▶ EXERCISE MATERIAL
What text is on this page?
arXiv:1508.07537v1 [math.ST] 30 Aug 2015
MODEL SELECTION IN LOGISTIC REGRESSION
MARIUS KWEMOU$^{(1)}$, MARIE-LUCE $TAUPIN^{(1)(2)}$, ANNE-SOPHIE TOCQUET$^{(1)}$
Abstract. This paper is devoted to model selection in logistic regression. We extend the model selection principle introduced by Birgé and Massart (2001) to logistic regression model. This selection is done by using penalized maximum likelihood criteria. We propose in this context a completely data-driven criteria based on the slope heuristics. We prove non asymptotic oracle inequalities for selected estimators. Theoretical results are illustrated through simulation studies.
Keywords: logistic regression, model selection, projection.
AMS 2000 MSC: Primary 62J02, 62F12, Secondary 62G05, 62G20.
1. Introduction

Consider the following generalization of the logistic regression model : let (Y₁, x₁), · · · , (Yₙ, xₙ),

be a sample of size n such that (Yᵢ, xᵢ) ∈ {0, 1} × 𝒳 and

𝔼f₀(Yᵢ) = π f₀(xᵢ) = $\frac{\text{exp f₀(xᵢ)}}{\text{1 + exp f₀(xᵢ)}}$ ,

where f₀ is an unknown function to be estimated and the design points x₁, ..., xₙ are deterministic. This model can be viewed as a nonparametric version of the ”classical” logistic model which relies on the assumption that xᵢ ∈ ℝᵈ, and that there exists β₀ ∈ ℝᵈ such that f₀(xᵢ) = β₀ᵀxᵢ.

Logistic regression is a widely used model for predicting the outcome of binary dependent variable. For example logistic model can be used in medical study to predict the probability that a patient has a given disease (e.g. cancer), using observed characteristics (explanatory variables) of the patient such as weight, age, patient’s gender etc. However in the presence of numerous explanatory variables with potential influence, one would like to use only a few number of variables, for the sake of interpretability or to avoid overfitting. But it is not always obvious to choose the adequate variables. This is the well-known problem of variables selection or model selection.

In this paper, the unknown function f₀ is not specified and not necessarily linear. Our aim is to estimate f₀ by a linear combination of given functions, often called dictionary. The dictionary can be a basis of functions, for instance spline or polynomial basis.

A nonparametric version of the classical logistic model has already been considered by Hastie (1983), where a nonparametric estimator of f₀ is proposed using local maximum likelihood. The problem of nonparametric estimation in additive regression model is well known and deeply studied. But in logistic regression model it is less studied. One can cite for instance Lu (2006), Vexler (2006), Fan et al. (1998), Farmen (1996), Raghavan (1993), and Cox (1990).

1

▶ DIRECTION
Reproduce each line holding the word "function".

▶ WRITTEN SOLUTION
where f₀ is an unknown function to be estimated and the design points x₁, ..., xₙ are deterministic. This model can be viewed as a nonparametric version of the ”classical” logistic model which relies on the assumption that xᵢ ∈ ℝᵈ, and that there exists β₀ ∈ ℝᵈ such that f₀(xᵢ) = β₀ᵀxᵢ.
In this paper, the unknown function f₀ is not specified and not necessarily linear. Our aim is to estimate f₀ by a linear combination of given functions, often called dictionary. The dictionary can be a basis of functions, for instance spline or polynomial basis.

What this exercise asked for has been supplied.